- [Task directions] Check each line below for the word "Найти" and give the number of lines that have it, nothing more.

### Records supplied

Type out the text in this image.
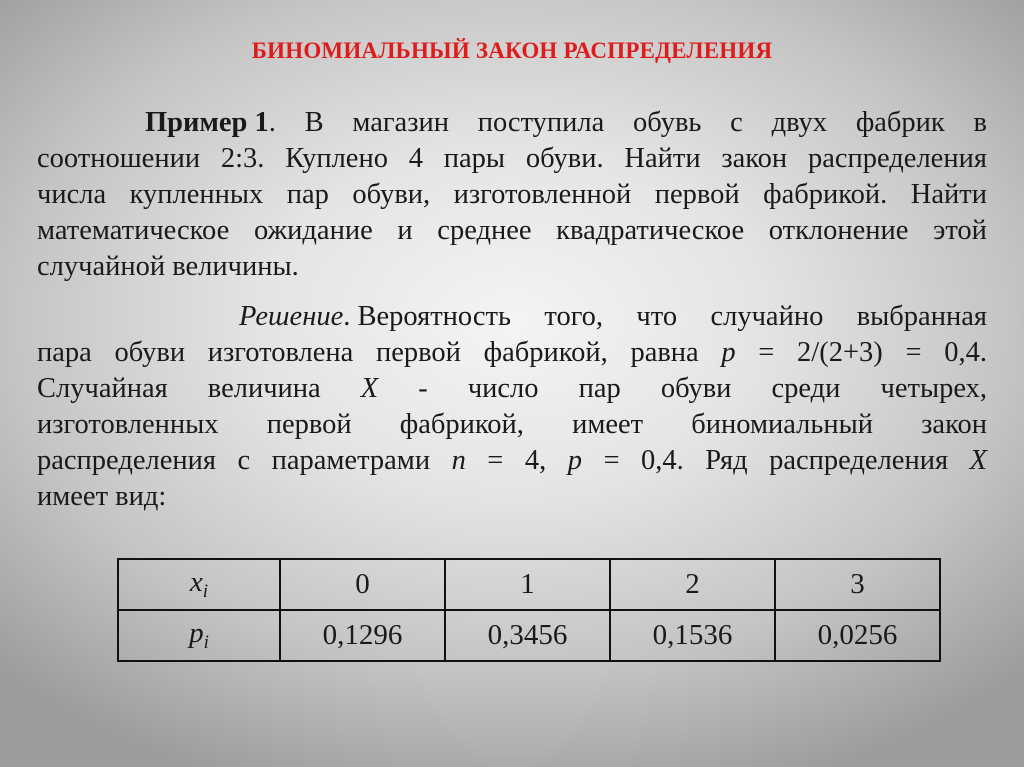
БИНОМИАЛЬНЫЙ ЗАКОН РАСПРЕДЕЛЕНИЯ
Пример 1. В магазин поступила обувь с двух фабрик в
соотношении 2:3. Куплено 4 пары обуви. Найти закон распределения
числа купленных пар обуви, изготовленной первой фабрикой. Найти
математическое ожидание и среднее квадратическое отклонение этой
случайной величины.
Решение. Вероятность того, что случайно выбранная
пара обуви изготовлена первой фабрикой, равна p = 2/(2+3) = 0,4.
Случайная величина X - число пар обуви среди четырех,
изготовленных первой фабрикой, имеет биномиальный закон
распределения с параметрами n = 4, p = 0,4. Ряд распределения X
имеет вид:
$x_i$	0	1	2	3
$p_i$	0,1296	0,3456	0,1536	0,0256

######

- [Written answer] 2